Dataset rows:
* start *
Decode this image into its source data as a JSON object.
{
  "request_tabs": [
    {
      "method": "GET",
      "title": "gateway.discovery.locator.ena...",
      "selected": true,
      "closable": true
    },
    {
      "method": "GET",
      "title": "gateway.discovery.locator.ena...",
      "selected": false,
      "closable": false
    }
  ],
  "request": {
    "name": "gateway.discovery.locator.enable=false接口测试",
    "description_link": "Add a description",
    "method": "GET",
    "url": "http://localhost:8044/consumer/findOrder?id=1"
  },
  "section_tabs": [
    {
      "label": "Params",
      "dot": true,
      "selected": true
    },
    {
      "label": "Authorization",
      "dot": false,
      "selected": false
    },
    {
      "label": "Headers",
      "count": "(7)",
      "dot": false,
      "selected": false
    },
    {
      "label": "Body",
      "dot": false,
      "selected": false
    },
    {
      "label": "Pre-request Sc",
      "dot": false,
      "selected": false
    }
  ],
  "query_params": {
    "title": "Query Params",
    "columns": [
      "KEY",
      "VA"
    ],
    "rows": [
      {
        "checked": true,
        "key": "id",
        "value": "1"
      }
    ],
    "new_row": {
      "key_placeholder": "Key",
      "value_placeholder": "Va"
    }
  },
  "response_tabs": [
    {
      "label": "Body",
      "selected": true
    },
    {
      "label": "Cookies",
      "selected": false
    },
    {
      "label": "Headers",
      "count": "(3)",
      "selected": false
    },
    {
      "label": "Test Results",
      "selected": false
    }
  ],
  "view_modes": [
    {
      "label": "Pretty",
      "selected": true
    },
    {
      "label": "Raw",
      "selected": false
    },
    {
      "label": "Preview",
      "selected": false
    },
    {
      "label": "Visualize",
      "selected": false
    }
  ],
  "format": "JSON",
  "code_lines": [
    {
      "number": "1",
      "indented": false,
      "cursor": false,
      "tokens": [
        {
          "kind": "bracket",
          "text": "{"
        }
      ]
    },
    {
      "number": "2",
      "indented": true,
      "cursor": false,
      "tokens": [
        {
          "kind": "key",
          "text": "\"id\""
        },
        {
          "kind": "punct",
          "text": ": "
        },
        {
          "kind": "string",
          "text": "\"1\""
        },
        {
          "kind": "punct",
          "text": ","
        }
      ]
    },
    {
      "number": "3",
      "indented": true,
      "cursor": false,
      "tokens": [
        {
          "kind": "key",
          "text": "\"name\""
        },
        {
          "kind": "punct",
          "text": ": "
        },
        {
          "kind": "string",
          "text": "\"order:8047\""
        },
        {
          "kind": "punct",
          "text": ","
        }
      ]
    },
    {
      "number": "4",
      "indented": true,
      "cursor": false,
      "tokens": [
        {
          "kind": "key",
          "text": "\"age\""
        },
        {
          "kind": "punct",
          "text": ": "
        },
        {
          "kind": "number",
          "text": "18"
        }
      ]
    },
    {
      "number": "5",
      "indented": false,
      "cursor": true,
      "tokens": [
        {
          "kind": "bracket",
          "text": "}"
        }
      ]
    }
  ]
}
* end *
- Exercise directions
Search the data for the string "name". List each line that has it.

- Reply
    "name": "gateway.discovery.locator.enable=false接口测试",
          "text": "\"name\""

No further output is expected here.